◆ Recorded data
--------

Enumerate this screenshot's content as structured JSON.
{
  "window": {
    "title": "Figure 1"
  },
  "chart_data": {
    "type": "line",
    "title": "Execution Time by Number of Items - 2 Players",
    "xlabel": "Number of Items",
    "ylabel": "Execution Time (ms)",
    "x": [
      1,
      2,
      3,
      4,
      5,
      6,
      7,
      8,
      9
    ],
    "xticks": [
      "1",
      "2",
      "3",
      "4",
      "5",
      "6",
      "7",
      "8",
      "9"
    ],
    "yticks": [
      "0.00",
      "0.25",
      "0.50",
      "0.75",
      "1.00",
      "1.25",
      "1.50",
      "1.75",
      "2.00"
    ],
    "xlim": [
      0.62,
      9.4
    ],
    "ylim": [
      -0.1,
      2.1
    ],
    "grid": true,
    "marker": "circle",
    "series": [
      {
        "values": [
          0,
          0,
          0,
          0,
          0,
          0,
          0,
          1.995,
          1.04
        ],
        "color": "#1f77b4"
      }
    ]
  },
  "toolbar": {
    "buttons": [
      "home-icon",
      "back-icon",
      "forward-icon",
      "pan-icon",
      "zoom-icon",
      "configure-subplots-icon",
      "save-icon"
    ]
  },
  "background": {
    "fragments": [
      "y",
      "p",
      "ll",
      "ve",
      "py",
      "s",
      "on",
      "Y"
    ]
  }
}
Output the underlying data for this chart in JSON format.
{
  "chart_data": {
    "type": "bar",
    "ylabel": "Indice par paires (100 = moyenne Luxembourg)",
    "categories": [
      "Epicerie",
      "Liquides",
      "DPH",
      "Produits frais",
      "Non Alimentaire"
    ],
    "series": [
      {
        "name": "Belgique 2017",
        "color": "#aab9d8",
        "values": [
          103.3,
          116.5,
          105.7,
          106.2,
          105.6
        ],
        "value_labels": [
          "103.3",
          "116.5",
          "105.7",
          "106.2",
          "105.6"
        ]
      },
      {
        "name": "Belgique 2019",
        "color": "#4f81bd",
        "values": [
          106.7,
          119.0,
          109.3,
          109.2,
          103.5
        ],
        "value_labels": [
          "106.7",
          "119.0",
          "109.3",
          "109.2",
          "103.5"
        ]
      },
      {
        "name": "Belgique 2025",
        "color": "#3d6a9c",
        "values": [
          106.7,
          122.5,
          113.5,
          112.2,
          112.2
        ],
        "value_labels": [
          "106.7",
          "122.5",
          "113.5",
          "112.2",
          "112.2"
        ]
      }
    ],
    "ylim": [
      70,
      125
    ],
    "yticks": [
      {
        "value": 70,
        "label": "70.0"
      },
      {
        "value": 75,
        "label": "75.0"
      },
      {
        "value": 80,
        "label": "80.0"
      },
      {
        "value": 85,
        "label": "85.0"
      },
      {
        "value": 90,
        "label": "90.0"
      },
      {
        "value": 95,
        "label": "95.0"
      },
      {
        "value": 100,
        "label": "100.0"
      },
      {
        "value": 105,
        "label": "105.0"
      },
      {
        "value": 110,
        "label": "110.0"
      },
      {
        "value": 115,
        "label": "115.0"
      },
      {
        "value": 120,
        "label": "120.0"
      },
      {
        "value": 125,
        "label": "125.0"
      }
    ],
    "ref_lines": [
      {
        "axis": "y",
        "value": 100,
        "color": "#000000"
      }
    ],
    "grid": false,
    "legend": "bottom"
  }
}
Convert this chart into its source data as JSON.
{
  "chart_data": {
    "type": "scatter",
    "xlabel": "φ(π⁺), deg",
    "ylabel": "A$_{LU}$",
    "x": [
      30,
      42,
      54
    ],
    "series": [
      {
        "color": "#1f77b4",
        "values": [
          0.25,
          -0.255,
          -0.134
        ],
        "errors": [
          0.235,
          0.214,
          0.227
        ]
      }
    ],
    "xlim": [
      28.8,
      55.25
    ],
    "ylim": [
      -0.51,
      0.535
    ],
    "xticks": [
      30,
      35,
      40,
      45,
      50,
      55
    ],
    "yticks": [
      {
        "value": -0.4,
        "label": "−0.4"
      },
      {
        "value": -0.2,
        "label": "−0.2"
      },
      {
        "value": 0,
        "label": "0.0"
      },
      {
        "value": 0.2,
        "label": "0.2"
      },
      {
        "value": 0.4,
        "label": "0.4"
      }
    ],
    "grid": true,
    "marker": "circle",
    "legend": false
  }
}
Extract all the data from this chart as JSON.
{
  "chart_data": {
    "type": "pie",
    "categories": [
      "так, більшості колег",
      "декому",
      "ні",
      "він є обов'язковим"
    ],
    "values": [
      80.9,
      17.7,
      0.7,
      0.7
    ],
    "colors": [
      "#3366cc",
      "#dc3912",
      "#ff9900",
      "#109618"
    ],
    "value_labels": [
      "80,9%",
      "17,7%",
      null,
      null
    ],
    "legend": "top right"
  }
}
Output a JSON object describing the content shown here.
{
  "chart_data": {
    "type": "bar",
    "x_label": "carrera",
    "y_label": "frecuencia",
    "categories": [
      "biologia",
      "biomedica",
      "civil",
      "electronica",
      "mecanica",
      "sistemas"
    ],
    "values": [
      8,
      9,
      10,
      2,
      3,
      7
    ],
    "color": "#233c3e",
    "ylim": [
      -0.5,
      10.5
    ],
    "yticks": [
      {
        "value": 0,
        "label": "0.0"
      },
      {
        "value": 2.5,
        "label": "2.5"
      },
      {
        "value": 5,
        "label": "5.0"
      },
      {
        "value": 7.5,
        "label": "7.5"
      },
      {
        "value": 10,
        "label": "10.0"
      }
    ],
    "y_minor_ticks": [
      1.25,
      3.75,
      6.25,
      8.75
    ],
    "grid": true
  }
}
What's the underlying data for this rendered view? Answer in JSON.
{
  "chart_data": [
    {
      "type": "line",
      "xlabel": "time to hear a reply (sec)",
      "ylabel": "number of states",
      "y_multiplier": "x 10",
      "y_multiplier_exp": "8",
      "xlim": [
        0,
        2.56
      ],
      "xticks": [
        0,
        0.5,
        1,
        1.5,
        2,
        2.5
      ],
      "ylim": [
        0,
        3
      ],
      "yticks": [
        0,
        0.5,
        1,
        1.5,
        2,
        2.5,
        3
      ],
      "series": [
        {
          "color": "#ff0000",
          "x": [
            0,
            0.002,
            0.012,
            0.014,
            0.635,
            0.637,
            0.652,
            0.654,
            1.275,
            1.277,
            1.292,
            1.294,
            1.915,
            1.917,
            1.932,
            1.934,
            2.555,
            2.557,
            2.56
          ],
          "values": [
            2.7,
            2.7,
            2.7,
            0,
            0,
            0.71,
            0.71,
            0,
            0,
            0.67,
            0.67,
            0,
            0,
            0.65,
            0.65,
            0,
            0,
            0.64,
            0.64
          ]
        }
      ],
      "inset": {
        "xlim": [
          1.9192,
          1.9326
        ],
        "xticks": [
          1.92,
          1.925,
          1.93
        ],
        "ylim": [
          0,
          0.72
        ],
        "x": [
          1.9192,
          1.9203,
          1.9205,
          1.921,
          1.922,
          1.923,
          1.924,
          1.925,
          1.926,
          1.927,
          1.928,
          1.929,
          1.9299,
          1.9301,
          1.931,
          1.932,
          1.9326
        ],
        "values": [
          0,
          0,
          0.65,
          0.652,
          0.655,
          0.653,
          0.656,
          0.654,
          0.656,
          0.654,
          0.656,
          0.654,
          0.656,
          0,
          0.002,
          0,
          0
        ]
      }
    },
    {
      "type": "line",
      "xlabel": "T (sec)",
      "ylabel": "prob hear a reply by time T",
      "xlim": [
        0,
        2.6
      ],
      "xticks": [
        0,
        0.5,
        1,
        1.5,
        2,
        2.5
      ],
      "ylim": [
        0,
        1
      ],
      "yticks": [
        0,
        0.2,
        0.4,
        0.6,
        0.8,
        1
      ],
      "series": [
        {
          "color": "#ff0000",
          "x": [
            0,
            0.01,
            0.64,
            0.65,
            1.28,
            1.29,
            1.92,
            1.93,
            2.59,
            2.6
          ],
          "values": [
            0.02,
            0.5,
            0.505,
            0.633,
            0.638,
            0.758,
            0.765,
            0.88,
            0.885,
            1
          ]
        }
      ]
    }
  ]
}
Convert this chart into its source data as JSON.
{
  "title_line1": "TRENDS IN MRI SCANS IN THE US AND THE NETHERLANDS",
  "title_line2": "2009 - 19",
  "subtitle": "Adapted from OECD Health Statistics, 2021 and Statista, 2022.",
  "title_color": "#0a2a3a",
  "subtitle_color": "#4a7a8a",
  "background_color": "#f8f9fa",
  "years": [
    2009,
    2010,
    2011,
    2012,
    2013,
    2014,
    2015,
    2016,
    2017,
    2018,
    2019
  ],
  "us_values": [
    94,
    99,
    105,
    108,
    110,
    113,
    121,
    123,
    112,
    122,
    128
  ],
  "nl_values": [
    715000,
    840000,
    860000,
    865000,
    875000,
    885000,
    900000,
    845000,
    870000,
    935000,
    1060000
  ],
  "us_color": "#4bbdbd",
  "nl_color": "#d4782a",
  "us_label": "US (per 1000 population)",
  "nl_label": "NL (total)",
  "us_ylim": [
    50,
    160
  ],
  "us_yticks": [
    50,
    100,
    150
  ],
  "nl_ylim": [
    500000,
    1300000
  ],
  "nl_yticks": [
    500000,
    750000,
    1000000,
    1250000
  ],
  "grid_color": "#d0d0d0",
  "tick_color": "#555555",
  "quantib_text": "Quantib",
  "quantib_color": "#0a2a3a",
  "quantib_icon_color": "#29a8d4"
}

--------

◆ Goal
From the listing above, pick out each line where the word "this" appears.

◆ Output below
Enumerate this screenshot's content as structured JSON.
Output the underlying data for this chart in JSON format.
Convert this chart into its source data as JSON.
Extract all the data from this chart as JSON.
What's the underlying data for this rendered view? Answer in JSON.
Convert this chart into its source data as JSON.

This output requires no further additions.